**GOAL:** Pull every line containing "ПЕРВАЯ" from the entries.

━━━━━ RAW DATA

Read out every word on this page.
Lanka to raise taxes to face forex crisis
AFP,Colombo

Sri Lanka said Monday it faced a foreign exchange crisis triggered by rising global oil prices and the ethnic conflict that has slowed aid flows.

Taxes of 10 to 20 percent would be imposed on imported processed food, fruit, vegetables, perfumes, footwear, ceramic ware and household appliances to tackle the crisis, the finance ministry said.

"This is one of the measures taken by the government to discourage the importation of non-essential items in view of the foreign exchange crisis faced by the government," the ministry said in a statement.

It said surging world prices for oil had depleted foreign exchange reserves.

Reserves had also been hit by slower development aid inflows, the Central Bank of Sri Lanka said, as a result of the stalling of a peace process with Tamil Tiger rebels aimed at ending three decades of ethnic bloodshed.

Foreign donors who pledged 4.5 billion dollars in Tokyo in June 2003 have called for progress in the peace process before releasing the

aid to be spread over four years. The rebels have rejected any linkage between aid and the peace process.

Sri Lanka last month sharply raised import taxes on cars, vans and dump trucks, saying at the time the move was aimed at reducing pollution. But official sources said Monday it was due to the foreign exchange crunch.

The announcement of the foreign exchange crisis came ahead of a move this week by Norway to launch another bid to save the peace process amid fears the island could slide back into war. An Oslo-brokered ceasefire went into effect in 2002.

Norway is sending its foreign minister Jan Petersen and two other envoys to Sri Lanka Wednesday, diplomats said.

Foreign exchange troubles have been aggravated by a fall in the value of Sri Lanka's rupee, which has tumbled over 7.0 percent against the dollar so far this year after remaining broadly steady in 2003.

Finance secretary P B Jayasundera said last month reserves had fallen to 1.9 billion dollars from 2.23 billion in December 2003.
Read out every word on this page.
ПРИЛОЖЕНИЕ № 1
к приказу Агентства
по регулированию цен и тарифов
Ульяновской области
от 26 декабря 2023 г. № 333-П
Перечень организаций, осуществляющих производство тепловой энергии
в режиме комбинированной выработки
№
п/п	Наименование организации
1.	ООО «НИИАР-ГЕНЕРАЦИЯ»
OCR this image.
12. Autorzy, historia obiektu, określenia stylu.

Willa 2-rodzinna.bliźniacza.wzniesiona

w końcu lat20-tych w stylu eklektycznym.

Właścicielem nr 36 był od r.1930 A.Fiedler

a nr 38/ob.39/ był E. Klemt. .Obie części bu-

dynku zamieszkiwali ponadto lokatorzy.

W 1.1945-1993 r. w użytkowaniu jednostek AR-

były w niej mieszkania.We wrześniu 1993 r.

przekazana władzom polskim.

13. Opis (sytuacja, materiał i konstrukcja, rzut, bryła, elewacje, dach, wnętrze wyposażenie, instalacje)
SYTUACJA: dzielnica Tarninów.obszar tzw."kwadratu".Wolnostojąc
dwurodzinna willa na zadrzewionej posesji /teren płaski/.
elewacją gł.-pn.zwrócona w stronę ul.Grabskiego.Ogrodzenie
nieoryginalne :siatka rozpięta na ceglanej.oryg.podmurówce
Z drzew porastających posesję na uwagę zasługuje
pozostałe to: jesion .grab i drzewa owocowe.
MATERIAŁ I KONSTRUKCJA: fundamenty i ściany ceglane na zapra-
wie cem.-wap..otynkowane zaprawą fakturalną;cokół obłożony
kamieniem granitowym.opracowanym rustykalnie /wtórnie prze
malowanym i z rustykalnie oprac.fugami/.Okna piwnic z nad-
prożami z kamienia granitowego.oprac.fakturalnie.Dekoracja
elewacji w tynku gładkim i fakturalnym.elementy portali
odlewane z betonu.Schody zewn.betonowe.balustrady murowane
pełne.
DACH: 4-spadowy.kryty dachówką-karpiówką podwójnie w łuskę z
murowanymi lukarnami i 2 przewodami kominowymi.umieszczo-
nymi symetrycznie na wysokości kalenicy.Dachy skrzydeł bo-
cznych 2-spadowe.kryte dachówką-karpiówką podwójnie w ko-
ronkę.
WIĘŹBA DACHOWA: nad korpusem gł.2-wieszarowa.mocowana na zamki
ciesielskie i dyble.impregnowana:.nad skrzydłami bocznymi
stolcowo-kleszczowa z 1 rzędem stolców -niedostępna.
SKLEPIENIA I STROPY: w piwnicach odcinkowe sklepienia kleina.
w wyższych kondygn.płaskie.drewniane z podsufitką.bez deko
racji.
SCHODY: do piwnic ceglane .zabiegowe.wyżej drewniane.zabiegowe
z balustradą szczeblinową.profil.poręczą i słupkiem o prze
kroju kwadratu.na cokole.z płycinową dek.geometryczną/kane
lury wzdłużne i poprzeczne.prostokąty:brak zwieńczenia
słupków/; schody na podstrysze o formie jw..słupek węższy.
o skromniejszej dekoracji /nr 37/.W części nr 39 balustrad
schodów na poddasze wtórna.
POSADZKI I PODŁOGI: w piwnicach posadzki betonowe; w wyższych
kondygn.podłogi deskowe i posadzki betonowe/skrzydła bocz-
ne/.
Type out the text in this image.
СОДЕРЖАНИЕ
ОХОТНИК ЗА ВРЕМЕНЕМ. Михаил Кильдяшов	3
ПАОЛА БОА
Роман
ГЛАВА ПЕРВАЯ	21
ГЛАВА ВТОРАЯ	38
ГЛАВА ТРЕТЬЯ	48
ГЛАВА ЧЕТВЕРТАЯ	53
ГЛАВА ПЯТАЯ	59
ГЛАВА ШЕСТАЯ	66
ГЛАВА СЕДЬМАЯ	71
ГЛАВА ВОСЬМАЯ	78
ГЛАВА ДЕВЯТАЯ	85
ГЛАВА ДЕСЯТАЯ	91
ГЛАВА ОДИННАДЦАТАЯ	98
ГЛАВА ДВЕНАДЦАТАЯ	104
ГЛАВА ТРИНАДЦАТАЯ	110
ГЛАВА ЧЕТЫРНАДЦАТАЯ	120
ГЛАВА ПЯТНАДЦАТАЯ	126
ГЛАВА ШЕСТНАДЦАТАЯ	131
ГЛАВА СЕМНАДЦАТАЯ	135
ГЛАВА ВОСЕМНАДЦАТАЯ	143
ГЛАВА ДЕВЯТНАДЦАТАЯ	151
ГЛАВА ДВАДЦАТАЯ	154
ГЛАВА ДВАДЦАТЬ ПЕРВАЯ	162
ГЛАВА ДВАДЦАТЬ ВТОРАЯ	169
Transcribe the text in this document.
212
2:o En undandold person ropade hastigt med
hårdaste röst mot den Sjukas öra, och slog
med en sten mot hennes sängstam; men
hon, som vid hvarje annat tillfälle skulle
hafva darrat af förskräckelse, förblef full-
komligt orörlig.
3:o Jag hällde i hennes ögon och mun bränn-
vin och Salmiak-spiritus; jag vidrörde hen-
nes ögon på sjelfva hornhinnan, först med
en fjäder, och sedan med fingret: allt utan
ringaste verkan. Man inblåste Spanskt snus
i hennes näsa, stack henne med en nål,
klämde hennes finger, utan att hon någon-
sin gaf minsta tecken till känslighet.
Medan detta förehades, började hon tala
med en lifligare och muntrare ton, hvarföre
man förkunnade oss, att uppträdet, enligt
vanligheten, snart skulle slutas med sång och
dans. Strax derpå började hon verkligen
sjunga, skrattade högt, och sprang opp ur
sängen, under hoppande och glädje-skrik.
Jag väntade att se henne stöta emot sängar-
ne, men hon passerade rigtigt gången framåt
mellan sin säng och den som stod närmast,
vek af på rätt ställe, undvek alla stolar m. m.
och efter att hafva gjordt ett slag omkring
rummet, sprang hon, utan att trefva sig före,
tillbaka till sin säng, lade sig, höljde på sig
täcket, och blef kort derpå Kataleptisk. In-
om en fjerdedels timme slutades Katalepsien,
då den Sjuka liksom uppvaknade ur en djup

━━━━━━━━━━

**REPLY TO THE TASK:**
ГЛАВА ПЕРВАЯ	21
ГЛАВА ДВАДЦАТЬ ПЕРВАЯ	162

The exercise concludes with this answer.